● Required task
Tally the lines in the data that follows that include the word "течении", and report nothing but the total.

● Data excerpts
______________________________

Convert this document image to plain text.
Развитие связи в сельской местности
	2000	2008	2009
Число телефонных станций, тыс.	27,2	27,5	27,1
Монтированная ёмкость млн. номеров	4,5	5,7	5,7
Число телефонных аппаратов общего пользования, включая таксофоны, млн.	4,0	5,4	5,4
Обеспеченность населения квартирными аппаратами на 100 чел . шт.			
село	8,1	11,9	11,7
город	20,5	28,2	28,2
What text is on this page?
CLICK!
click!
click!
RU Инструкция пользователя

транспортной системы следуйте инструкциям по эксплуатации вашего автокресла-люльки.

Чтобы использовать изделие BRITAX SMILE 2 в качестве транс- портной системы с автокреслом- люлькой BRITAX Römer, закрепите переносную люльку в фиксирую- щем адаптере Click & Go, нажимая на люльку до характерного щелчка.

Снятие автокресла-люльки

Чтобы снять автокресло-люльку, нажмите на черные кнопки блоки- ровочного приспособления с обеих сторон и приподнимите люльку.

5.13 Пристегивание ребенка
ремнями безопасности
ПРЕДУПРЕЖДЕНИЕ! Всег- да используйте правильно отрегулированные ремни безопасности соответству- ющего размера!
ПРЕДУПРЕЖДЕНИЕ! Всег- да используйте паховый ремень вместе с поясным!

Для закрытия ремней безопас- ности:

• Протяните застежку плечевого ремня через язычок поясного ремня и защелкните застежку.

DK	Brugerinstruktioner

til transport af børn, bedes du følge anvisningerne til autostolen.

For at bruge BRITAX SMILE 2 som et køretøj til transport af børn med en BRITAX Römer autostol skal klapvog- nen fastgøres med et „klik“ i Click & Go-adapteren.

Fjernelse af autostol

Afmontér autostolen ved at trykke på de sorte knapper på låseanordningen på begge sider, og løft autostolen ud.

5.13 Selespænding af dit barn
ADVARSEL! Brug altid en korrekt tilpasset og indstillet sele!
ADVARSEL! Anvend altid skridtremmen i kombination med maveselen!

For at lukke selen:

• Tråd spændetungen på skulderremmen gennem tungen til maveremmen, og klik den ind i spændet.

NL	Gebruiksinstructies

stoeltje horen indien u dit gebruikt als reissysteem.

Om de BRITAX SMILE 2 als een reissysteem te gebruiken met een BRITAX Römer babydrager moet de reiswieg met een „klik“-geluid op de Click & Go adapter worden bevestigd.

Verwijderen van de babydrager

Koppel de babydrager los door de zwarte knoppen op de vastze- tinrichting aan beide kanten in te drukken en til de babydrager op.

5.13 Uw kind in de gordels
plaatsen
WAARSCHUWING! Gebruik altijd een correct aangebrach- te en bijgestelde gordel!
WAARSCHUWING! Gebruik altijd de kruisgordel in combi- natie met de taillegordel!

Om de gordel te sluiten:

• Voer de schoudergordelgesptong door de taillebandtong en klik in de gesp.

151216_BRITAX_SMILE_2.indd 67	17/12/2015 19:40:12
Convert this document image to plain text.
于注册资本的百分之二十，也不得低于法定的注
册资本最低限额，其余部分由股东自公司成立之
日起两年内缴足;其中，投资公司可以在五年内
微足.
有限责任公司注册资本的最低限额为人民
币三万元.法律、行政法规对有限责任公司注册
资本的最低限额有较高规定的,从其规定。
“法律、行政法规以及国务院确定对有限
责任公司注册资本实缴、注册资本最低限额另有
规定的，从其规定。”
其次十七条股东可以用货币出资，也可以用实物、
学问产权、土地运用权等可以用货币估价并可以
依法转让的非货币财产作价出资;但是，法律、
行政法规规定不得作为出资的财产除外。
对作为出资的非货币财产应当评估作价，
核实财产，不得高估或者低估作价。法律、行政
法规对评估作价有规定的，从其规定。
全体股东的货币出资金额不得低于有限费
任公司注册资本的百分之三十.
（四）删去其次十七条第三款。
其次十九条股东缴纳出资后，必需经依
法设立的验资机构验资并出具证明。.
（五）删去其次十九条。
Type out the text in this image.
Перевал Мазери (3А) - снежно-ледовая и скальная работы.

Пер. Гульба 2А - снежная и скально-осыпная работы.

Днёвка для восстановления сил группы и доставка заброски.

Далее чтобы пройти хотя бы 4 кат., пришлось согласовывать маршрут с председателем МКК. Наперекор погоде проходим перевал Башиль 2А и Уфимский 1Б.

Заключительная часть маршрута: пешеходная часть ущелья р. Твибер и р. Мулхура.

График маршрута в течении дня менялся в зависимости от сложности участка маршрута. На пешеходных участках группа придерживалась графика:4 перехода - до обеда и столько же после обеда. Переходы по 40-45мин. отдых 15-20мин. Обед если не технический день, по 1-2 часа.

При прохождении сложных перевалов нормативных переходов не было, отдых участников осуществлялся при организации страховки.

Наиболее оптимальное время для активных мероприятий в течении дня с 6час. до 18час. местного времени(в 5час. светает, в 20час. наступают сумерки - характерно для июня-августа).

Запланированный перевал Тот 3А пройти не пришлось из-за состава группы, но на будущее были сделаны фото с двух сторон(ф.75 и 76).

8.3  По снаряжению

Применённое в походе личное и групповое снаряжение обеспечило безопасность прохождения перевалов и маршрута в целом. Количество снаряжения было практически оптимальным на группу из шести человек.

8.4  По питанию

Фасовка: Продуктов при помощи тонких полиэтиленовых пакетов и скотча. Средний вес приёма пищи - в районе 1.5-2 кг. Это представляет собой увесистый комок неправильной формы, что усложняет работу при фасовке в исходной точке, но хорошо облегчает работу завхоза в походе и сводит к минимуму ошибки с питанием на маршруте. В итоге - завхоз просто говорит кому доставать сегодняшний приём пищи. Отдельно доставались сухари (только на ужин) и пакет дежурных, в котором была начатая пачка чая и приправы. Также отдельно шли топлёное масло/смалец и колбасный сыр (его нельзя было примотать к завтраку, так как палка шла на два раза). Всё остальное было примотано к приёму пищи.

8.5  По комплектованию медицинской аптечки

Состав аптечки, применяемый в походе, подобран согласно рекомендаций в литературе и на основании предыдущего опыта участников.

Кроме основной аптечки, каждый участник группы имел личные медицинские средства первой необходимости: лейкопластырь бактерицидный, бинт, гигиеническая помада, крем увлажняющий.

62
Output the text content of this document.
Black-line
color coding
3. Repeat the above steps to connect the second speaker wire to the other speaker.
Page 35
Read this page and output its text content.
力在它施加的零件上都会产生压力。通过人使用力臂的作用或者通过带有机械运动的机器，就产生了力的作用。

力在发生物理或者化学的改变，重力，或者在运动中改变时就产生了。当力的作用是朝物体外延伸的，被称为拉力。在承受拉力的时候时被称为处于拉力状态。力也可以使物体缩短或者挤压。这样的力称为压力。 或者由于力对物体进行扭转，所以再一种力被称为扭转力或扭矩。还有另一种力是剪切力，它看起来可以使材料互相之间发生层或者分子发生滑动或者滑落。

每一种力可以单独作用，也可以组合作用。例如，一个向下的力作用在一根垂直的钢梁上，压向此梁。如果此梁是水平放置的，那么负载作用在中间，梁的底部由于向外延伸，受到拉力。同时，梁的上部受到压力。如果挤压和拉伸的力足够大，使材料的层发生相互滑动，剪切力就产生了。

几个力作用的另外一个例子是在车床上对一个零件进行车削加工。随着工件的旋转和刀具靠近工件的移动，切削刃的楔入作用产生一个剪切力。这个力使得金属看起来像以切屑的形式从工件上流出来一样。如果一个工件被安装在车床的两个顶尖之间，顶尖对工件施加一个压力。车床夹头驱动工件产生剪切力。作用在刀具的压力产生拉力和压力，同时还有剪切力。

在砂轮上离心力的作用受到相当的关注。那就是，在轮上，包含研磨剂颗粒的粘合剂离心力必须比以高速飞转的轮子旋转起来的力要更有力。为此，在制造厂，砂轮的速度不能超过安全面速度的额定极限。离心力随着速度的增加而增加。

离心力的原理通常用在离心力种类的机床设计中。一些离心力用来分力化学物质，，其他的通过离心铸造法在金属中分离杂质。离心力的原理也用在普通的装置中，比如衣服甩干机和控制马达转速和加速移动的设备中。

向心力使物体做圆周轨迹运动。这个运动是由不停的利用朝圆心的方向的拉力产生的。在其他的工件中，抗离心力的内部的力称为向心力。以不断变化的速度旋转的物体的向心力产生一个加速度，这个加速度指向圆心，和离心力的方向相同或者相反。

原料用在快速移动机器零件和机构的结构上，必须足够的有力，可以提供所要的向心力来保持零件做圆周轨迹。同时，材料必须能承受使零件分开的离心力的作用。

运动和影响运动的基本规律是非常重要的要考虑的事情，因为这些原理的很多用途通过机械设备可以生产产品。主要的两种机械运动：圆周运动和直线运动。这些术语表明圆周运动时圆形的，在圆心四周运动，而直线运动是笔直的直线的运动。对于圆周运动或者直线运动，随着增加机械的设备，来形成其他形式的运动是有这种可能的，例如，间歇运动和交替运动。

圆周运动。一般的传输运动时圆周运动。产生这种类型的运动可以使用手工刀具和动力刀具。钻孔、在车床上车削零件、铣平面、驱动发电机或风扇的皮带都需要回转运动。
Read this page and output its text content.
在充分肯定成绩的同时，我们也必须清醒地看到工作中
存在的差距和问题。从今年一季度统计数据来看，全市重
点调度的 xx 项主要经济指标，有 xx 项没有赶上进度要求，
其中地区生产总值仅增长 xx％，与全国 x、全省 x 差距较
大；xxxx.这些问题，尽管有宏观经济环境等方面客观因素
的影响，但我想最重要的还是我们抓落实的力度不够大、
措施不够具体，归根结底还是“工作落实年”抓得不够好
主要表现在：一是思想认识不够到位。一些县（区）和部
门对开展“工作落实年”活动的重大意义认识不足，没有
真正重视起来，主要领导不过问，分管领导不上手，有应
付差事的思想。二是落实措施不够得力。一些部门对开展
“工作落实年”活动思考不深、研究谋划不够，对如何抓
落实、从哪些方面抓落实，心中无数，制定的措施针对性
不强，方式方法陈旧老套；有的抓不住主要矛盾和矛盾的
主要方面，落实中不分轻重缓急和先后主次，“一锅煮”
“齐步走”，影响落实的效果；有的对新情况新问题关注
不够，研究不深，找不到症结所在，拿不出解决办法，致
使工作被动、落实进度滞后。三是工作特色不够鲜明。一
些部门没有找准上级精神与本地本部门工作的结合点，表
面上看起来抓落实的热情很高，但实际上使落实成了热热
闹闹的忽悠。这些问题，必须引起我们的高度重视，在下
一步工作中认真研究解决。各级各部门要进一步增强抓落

______________________________

● Solution
2